STATED PROBLEM =
Make an exact copy of the records, with the pictures left out.

RECORDS FOR THIS TASK =

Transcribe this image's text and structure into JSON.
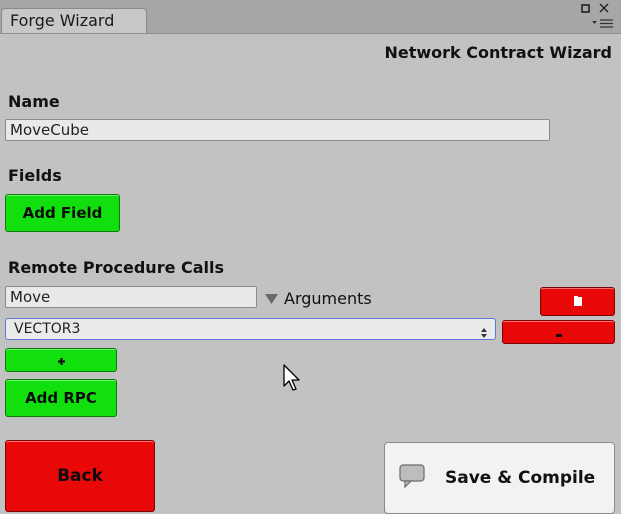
{
  "window": {
    "tab_title": "Forge Wizard",
    "icons": [
      "maximize-icon",
      "close-icon",
      "menu-icon"
    ]
  },
  "wizard": {
    "title": "Network Contract Wizard",
    "name_heading": "Name",
    "name_value": "MoveCube",
    "fields_heading": "Fields",
    "add_field_label": "Add Field",
    "rpc_heading": "Remote Procedure Calls",
    "rpc_name_value": "Move",
    "arguments_label": "Arguments",
    "argument_type": "VECTOR3",
    "add_rpc_label": "Add RPC",
    "back_label": "Back",
    "save_label": "Save & Compile"
  },
  "colors": {
    "accent_green": "#12df0e",
    "accent_red": "#e80808",
    "background": "#c2c2c2"
  }
}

WRITTEN ANSWER =
Transcribe this image's text and structure into JSON.
{
  "window": {
    "tab_title": "Forge Wizard",
    "icons": [
      "maximize-icon",
      "close-icon",
      "menu-icon"
    ]
  },
  "wizard": {
    "title": "Network Contract Wizard",
    "name_heading": "Name",
    "name_value": "MoveCube",
    "fields_heading": "Fields",
    "add_field_label": "Add Field",
    "rpc_heading": "Remote Procedure Calls",
    "rpc_name_value": "Move",
    "arguments_label": "Arguments",
    "argument_type": "VECTOR3",
    "add_rpc_label": "Add RPC",
    "back_label": "Back",
    "save_label": "Save & Compile"
  },
  "colors": {
    "accent_green": "#12df0e",
    "accent_red": "#e80808",
    "background": "#c2c2c2"
  }
}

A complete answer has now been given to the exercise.